Il Codice rosso, ossia il ddl sulla tutela delle vittime di violenza domestica e di genere, è stato approvato in via definitiva dalle camere, con 197 si e 47 astensioni, e diventerà legge con la pubblicazione in gazzetta ufficiale.
Ad una prima lettura si percepisce quale importante passo in avanti si sia fatto verso la tutela delle donne che subiscono violenza, perché si interviene sui tempi di reazione alla denuncia, sulla tempestività e la qualità dei provvedimenti e sull’inasprimento delle pene.
La condizione di urgenza viene infatti presunta comportando sia una riduzione della durata massima per le indagini preliminari che l’immediata comunicazione della notizia di reato al magistrato, il quale dovrà poi ascoltare la vittima entro massimo 3 giorni e, in caso, dare immediato avvio alle indagini della polizia giudiziaria. Ad allungarsi sono invece i tempi consentiti ad una vittima per fare denuncia della violenza subita, che passano dai 6 ai 12 mesi. Le forze dell’ordine che la raccolgono sono inoltre tenute a frequentare corsi di prevenzione e perseguimento dei reati di violenza domestica e di genere.
Le pene vengo aumentate nella maggior parte dei casi, fino all’ergastolo in caso di omicidio aggravato.
Per i maltrattamenti e gli atti persecutori verso familiari e conviventi si passa dagli attuali “da 2 a 6 anni” a “da 3 ai 7 anni”, “da 4 ai 9” in presenza di lesione personale grave, “da 7 a 15 anni” se lesione gravissima e “da 12 a 24” in caso di morte della vittima. La pena aumenta sino alla metà se l’atto è commesso in presenza o verso minore, donna in stato di gravidanza o persona disabile.
La Legge di Bilancio prevede a sostegno degli orfani del femminicidio anche un finanziamento di 7 milioni di euro a partire dal 2020.
Lo stalking passa “da 6 mesi a 5 anni” a “da 1 a 6 anni e 6 mesi” di reclusione.
La violenza sessuale è punita con il carcere “da 6 a 12 anni”, aggravata se a subirla è un minore di 14 anni e dietro compenso o promessa di denaro, “da 12 a 24” se il minore è di età inferiore ai 10 anni.
I condannati per reati sessuali potranno accedere a corsi di recupero specifici e, in caso di violenza su minore, a trattamenti psicologici con finalità di sostegno e recupero che potranno consentire l’accesso a benefici penitenziari o sospensione della pena.

**Esercizio proposto**
Trascrivi parola per parola il passo dell'articolo sul Codice rosso che inizia con "La Legge di" e prosegue fino a "ai 10 anni.".

**Dati forniti**
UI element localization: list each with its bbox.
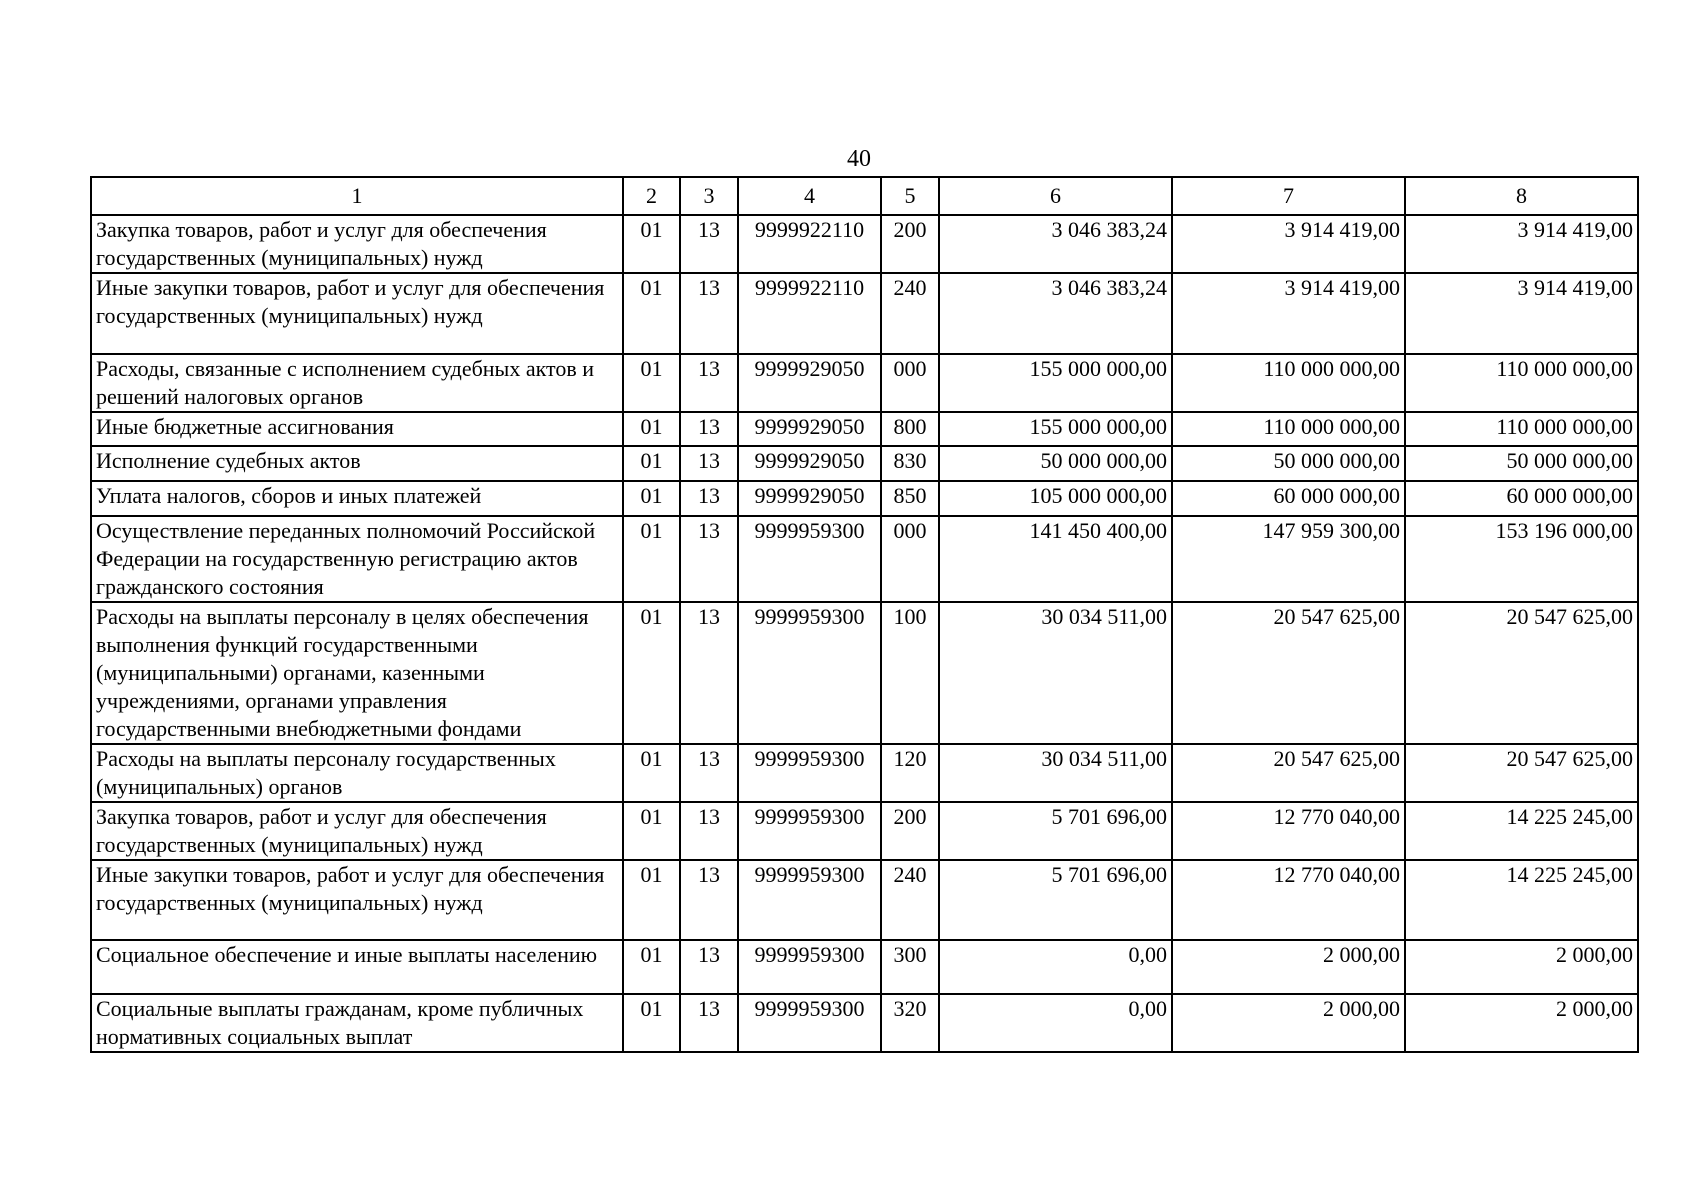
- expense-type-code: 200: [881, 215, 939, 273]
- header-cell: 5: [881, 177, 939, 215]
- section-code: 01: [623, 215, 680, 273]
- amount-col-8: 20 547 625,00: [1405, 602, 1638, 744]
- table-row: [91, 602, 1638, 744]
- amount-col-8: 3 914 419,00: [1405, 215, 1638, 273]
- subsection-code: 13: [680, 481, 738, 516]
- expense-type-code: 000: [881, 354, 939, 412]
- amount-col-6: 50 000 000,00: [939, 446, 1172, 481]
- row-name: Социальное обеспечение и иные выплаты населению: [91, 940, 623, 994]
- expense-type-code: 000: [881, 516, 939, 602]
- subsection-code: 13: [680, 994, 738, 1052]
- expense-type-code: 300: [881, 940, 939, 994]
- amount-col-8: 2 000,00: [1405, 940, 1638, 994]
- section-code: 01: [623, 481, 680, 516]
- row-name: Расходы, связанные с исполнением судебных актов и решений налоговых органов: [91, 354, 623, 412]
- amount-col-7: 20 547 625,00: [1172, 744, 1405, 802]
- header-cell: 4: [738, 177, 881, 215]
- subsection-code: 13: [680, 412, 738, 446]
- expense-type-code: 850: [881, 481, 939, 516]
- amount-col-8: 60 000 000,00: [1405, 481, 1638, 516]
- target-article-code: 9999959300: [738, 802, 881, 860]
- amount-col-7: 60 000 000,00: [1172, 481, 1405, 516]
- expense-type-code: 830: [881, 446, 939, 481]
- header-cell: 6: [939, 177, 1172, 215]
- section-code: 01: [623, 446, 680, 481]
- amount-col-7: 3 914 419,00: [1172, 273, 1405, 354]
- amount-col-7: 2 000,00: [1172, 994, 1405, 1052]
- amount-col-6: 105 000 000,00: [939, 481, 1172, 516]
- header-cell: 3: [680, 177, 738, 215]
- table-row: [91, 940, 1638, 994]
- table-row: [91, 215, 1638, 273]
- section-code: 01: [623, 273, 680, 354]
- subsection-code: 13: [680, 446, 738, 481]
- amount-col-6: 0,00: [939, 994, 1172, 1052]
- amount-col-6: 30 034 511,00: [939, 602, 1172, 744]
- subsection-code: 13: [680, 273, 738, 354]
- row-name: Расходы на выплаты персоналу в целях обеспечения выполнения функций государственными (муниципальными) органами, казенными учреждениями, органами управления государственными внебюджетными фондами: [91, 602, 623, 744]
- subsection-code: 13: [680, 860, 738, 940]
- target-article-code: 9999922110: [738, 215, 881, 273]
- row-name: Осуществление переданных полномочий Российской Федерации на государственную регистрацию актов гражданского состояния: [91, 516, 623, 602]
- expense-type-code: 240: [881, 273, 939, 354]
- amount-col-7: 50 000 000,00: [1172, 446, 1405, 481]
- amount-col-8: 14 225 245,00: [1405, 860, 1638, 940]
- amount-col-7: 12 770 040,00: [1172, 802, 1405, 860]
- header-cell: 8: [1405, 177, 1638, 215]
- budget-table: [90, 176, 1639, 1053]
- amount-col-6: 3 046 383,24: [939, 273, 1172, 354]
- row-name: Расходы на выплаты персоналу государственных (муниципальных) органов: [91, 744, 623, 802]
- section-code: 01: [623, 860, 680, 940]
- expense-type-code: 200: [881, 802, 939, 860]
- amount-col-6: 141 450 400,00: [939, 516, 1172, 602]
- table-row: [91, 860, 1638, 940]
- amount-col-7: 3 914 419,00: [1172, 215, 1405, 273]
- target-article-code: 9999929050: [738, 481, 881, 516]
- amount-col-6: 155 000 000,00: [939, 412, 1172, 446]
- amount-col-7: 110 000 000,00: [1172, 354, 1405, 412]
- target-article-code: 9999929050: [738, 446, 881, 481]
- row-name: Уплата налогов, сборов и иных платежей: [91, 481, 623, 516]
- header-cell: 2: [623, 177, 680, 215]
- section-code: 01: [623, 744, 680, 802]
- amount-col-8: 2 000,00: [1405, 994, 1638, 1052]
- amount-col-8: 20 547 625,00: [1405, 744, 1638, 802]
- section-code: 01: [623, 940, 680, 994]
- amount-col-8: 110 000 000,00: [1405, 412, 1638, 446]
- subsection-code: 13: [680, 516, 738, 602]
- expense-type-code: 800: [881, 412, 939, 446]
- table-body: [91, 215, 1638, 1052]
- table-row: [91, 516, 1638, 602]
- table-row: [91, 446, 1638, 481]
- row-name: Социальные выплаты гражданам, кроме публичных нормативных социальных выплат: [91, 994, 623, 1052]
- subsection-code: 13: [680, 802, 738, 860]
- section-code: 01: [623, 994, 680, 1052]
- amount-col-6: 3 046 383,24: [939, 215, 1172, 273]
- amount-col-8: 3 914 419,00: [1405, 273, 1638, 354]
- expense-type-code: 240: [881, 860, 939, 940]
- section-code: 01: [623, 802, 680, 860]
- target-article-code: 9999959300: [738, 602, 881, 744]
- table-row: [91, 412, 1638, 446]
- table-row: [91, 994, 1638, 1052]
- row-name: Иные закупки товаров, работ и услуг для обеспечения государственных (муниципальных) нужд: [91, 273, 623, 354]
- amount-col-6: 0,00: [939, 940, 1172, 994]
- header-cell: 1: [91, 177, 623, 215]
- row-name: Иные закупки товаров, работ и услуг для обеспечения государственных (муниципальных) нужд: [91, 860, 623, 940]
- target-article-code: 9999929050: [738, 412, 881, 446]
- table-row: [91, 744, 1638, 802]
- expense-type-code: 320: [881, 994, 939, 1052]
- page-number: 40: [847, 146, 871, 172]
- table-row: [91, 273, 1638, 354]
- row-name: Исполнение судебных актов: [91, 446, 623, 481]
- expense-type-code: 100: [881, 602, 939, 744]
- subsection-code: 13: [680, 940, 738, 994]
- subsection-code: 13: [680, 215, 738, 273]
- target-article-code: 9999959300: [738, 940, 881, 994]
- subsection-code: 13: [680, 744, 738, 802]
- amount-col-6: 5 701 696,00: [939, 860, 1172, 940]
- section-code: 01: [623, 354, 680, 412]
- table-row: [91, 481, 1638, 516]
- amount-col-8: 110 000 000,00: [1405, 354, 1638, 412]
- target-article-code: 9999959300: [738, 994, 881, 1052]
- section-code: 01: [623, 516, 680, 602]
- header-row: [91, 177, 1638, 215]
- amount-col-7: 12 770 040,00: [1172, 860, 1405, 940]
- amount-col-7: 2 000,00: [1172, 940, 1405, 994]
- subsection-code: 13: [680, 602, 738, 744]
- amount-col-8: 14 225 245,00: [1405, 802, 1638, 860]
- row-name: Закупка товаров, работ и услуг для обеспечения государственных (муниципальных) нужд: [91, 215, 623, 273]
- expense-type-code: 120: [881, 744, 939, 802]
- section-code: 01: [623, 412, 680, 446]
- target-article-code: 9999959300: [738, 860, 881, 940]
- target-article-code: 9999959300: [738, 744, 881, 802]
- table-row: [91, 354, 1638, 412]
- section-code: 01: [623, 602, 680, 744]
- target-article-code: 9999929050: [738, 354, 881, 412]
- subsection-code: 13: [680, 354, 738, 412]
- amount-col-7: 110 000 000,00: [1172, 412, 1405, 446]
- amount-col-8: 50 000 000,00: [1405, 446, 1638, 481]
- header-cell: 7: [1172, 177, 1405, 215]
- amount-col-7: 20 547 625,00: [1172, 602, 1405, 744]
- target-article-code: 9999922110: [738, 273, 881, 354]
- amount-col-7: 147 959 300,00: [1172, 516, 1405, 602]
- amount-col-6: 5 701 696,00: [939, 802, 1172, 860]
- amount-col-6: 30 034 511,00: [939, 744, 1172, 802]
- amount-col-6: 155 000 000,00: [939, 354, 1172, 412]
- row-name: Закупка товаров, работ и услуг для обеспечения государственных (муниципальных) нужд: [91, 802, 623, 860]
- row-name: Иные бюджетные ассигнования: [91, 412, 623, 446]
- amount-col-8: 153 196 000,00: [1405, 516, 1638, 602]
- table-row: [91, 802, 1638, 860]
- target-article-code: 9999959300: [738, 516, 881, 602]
---
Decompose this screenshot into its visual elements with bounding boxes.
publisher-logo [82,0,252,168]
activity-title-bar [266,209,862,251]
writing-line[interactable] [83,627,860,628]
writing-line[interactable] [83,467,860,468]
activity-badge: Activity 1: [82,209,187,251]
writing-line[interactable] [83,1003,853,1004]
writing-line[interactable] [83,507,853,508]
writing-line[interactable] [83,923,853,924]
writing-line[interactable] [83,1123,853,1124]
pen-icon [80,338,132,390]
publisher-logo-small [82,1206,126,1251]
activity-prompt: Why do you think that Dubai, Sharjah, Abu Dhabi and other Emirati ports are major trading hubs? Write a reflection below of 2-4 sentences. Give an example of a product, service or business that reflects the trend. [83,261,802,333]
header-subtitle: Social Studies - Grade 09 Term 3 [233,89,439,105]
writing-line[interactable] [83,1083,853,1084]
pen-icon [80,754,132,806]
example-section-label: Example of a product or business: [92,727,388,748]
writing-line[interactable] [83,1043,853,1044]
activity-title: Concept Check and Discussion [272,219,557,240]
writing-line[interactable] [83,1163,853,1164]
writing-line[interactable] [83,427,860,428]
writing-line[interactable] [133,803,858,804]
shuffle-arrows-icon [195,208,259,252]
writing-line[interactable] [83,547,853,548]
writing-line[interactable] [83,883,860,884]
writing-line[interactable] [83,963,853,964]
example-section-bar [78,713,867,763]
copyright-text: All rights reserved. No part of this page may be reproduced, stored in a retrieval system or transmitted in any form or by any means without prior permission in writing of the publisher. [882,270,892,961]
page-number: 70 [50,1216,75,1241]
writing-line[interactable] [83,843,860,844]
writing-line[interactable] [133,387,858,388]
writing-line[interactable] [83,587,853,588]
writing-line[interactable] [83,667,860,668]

**Risposta**
La Legge di Bilancio prevede a sostegno degli orfani del femminicidio anche un finanziamento di 7 milioni di euro a partire dal 2020.
Lo stalking passa “da 6 mesi a 5 anni” a “da 1 a 6 anni e 6 mesi” di reclusione.
La violenza sessuale è punita con il carcere “da 6 a 12 anni”, aggravata se a subirla è un minore di 14 anni e dietro compenso o promessa di denaro, “da 12 a 24” se il minore è di età inferiore ai 10 anni.